**Masukan Tugas**:
>>>

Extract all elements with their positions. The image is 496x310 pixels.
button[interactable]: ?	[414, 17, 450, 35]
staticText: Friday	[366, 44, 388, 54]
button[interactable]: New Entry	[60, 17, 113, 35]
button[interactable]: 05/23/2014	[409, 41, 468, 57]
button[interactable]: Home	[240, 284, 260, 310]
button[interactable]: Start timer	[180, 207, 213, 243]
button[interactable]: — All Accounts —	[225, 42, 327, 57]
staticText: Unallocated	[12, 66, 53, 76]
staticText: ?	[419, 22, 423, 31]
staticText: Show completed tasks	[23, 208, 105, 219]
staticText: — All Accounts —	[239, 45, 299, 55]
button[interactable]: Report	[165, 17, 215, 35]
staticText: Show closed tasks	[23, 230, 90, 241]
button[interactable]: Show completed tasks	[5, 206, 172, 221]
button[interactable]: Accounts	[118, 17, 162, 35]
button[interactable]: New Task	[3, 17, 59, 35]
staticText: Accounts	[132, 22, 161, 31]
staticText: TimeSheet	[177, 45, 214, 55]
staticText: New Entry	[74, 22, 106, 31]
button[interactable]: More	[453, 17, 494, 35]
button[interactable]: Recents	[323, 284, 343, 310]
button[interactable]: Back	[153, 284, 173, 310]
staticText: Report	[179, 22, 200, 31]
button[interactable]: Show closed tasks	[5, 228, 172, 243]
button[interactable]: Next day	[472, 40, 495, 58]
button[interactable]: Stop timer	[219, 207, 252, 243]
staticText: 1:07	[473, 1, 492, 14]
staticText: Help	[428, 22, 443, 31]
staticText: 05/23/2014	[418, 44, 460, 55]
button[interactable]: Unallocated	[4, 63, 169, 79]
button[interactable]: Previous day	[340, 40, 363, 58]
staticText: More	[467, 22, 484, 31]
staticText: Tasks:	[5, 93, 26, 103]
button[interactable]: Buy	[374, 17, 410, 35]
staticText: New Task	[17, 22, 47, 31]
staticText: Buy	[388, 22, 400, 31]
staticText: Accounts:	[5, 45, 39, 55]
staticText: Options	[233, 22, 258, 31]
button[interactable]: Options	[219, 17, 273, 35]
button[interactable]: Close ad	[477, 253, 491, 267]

<<<

**Tugas**:
Tulis ulang semua item di atas dengan mengganti "Show closed tasks" menjadi "Show archived tasks". Biarkan bagian lainnya tetap sama.

**Jawaban**:
Extract all elements with their positions. The image is 496x310 pixels.
button[interactable]: ?	[414, 17, 450, 35]
staticText: Friday	[366, 44, 388, 54]
button[interactable]: New Entry	[60, 17, 113, 35]
button[interactable]: 05/23/2014	[409, 41, 468, 57]
button[interactable]: Home	[240, 284, 260, 310]
button[interactable]: Start timer	[180, 207, 213, 243]
button[interactable]: — All Accounts —	[225, 42, 327, 57]
staticText: Unallocated	[12, 66, 53, 76]
staticText: ?	[419, 22, 423, 31]
staticText: Show completed tasks	[23, 208, 105, 219]
staticText: — All Accounts —	[239, 45, 299, 55]
button[interactable]: Report	[165, 17, 215, 35]
staticText: Show archived tasks	[23, 230, 90, 241]
button[interactable]: Show completed tasks	[5, 206, 172, 221]
button[interactable]: Accounts	[118, 17, 162, 35]
button[interactable]: New Task	[3, 17, 59, 35]
staticText: Accounts	[132, 22, 161, 31]
staticText: TimeSheet	[177, 45, 214, 55]
staticText: New Entry	[74, 22, 106, 31]
button[interactable]: More	[453, 17, 494, 35]
button[interactable]: Recents	[323, 284, 343, 310]
button[interactable]: Back	[153, 284, 173, 310]
staticText: Report	[179, 22, 200, 31]
button[interactable]: Show archived tasks	[5, 228, 172, 243]
button[interactable]: Next day	[472, 40, 495, 58]
button[interactable]: Stop timer	[219, 207, 252, 243]
staticText: 1:07	[473, 1, 492, 14]
staticText: Help	[428, 22, 443, 31]
staticText: 05/23/2014	[418, 44, 460, 55]
button[interactable]: Unallocated	[4, 63, 169, 79]
button[interactable]: Previous day	[340, 40, 363, 58]
staticText: More	[467, 22, 484, 31]
staticText: Tasks:	[5, 93, 26, 103]
button[interactable]: Buy	[374, 17, 410, 35]
staticText: New Task	[17, 22, 47, 31]
staticText: Buy	[388, 22, 400, 31]
staticText: Accounts:	[5, 45, 39, 55]
staticText: Options	[233, 22, 258, 31]
button[interactable]: Options	[219, 17, 273, 35]
button[interactable]: Close ad	[477, 253, 491, 267]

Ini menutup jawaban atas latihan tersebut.